- What is asked
Images are not part of the copy; transcribe all the data exactly.

- Dataset records
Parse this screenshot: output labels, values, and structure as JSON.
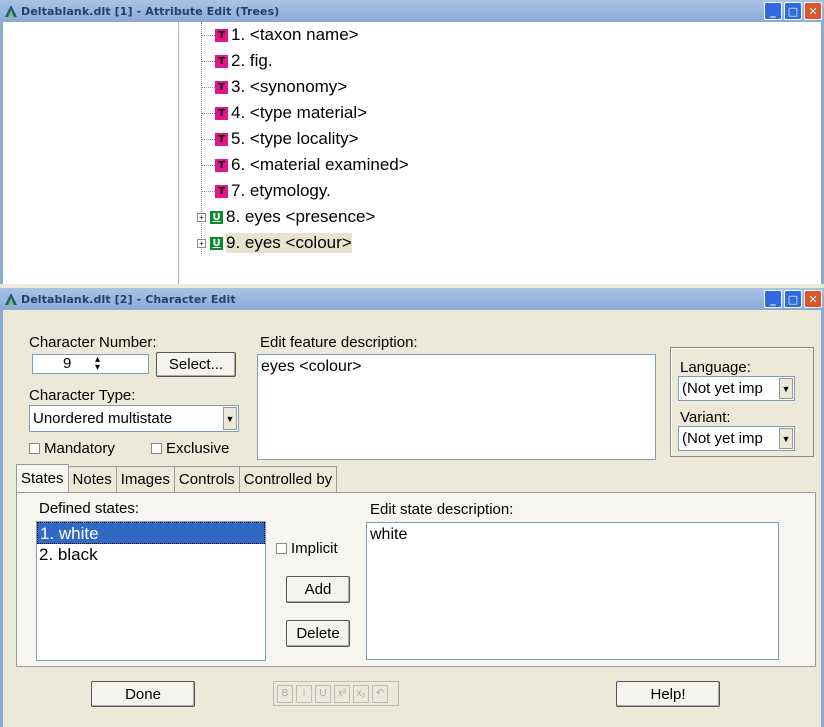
{
  "window1": {
    "title": "Deltablank.dlt [1] - Attribute Edit (Trees)",
    "items": [
      {
        "badge": "T",
        "label": "1. <taxon name>"
      },
      {
        "badge": "T",
        "label": "2. fig."
      },
      {
        "badge": "T",
        "label": "3. <synonomy>"
      },
      {
        "badge": "T",
        "label": "4. <type material>"
      },
      {
        "badge": "T",
        "label": "5. <type locality>"
      },
      {
        "badge": "T",
        "label": "6. <material examined>"
      },
      {
        "badge": "T",
        "label": "7. etymology."
      },
      {
        "badge": "U",
        "label": "8. eyes <presence>",
        "expander": "+"
      },
      {
        "badge": "U",
        "label": "9. eyes <colour>",
        "expander": "+"
      }
    ]
  },
  "window2": {
    "title": "Deltablank.dlt [2] - Character Edit",
    "character_number_label": "Character Number:",
    "character_number_value": "9",
    "select_button": "Select...",
    "character_type_label": "Character Type:",
    "character_type_value": "Unordered multistate",
    "mandatory_label": "Mandatory",
    "exclusive_label": "Exclusive",
    "edit_feature_label": "Edit feature description:",
    "feature_description": "eyes <colour>",
    "language_label": "Language:",
    "language_value": "(Not yet imp",
    "variant_label": "Variant:",
    "variant_value": "(Not yet imp",
    "tabs": [
      "States",
      "Notes",
      "Images",
      "Controls",
      "Controlled by"
    ],
    "defined_states_label": "Defined states:",
    "states": [
      "1. white",
      "2. black"
    ],
    "implicit_label": "Implicit",
    "add_button": "Add",
    "delete_button": "Delete",
    "edit_state_label": "Edit state description:",
    "state_description": "white",
    "done_button": "Done",
    "help_button": "Help!",
    "format_buttons": [
      "B",
      "I",
      "U",
      "x²",
      "x₂",
      "↶"
    ]
  },
  "colors": {
    "titlebar": "#8aaad6",
    "badge_t": "#e0158e",
    "badge_u": "#0a8a2a",
    "selection": "#316ac5",
    "window_bg": "#ece9d8"
  }
}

- Exercise output
Parse this screenshot: output labels, values, and structure as JSON.
{
  "window1": {
    "title": "Deltablank.dlt [1] - Attribute Edit (Trees)",
    "items": [
      {
        "badge": "T",
        "label": "1. <taxon name>"
      },
      {
        "badge": "T",
        "label": "2. fig."
      },
      {
        "badge": "T",
        "label": "3. <synonomy>"
      },
      {
        "badge": "T",
        "label": "4. <type material>"
      },
      {
        "badge": "T",
        "label": "5. <type locality>"
      },
      {
        "badge": "T",
        "label": "6. <material examined>"
      },
      {
        "badge": "T",
        "label": "7. etymology."
      },
      {
        "badge": "U",
        "label": "8. eyes <presence>",
        "expander": "+"
      },
      {
        "badge": "U",
        "label": "9. eyes <colour>",
        "expander": "+"
      }
    ]
  },
  "window2": {
    "title": "Deltablank.dlt [2] - Character Edit",
    "character_number_label": "Character Number:",
    "character_number_value": "9",
    "select_button": "Select...",
    "character_type_label": "Character Type:",
    "character_type_value": "Unordered multistate",
    "mandatory_label": "Mandatory",
    "exclusive_label": "Exclusive",
    "edit_feature_label": "Edit feature description:",
    "feature_description": "eyes <colour>",
    "language_label": "Language:",
    "language_value": "(Not yet imp",
    "variant_label": "Variant:",
    "variant_value": "(Not yet imp",
    "tabs": [
      "States",
      "Notes",
      "Images",
      "Controls",
      "Controlled by"
    ],
    "defined_states_label": "Defined states:",
    "states": [
      "1. white",
      "2. black"
    ],
    "implicit_label": "Implicit",
    "add_button": "Add",
    "delete_button": "Delete",
    "edit_state_label": "Edit state description:",
    "state_description": "white",
    "done_button": "Done",
    "help_button": "Help!",
    "format_buttons": [
      "B",
      "I",
      "U",
      "x²",
      "x₂",
      "↶"
    ]
  },
  "colors": {
    "titlebar": "#8aaad6",
    "badge_t": "#e0158e",
    "badge_u": "#0a8a2a",
    "selection": "#316ac5",
    "window_bg": "#ece9d8"
  }
}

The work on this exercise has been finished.